## TASK MATERIAL
----------------
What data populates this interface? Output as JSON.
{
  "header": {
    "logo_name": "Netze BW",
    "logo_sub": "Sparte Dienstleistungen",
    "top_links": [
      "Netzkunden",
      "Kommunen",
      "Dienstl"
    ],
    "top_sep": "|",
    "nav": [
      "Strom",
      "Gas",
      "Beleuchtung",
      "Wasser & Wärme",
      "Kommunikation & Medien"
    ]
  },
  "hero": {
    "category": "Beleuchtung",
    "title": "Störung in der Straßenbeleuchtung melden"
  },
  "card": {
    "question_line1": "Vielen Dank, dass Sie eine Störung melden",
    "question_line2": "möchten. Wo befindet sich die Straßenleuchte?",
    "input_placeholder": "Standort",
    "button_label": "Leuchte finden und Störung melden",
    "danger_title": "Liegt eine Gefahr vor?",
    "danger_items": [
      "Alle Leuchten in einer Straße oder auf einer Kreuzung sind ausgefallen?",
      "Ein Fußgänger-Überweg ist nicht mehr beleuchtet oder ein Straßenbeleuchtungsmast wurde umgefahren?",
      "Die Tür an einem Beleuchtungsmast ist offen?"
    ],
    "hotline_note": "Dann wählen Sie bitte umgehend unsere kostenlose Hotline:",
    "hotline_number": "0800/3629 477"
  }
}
----------------
## SET PROBLEM
Retype all the material above precisely, with no line left out.

## SOLVED EXERCISE
What data populates this interface? Output as JSON.
{
  "header": {
    "logo_name": "Netze BW",
    "logo_sub": "Sparte Dienstleistungen",
    "top_links": [
      "Netzkunden",
      "Kommunen",
      "Dienstl"
    ],
    "top_sep": "|",
    "nav": [
      "Strom",
      "Gas",
      "Beleuchtung",
      "Wasser & Wärme",
      "Kommunikation & Medien"
    ]
  },
  "hero": {
    "category": "Beleuchtung",
    "title": "Störung in der Straßenbeleuchtung melden"
  },
  "card": {
    "question_line1": "Vielen Dank, dass Sie eine Störung melden",
    "question_line2": "möchten. Wo befindet sich die Straßenleuchte?",
    "input_placeholder": "Standort",
    "button_label": "Leuchte finden und Störung melden",
    "danger_title": "Liegt eine Gefahr vor?",
    "danger_items": [
      "Alle Leuchten in einer Straße oder auf einer Kreuzung sind ausgefallen?",
      "Ein Fußgänger-Überweg ist nicht mehr beleuchtet oder ein Straßenbeleuchtungsmast wurde umgefahren?",
      "Die Tür an einem Beleuchtungsmast ist offen?"
    ],
    "hotline_note": "Dann wählen Sie bitte umgehend unsere kostenlose Hotline:",
    "hotline_number": "0800/3629 477"
  }
}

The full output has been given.